→ **TASK OBJECTIVE**:
Look for the string "title" in the lines and copy each line that has it.

→ **DATA SECTION**:
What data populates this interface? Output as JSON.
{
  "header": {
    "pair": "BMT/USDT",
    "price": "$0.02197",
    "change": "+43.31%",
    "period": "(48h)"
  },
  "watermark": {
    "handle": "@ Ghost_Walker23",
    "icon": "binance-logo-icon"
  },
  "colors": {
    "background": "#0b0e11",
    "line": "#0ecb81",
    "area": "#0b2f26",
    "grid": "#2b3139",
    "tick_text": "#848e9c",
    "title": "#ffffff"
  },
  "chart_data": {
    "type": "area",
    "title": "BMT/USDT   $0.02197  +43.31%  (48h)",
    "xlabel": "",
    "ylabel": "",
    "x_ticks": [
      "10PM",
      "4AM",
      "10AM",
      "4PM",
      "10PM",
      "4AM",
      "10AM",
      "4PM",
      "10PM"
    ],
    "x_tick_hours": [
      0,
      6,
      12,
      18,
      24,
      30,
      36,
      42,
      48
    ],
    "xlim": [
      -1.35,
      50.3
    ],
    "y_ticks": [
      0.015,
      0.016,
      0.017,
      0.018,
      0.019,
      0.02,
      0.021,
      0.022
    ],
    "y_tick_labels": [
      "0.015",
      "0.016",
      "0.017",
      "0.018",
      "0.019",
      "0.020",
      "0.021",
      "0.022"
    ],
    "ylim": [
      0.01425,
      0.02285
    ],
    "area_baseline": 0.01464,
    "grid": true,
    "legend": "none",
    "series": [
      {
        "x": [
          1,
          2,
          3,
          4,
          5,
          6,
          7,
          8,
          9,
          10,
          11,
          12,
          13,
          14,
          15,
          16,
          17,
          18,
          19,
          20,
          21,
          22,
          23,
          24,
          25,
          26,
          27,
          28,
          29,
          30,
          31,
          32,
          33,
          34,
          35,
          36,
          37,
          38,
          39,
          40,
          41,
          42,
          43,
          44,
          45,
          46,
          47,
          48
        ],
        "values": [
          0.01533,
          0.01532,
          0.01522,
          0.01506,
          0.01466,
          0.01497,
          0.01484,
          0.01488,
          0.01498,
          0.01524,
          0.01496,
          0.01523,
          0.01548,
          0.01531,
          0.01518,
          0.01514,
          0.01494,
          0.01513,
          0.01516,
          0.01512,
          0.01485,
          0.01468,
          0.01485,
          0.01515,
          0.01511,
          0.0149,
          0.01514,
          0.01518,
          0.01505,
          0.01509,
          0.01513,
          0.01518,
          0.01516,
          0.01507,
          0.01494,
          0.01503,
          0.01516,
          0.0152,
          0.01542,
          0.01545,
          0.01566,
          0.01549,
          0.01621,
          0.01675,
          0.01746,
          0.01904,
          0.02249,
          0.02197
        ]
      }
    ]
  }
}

→ **EXPECTED OUTPUT**:
    "title": "#ffffff"
    "title": "BMT/USDT   $0.02197  +43.31%  (48h)",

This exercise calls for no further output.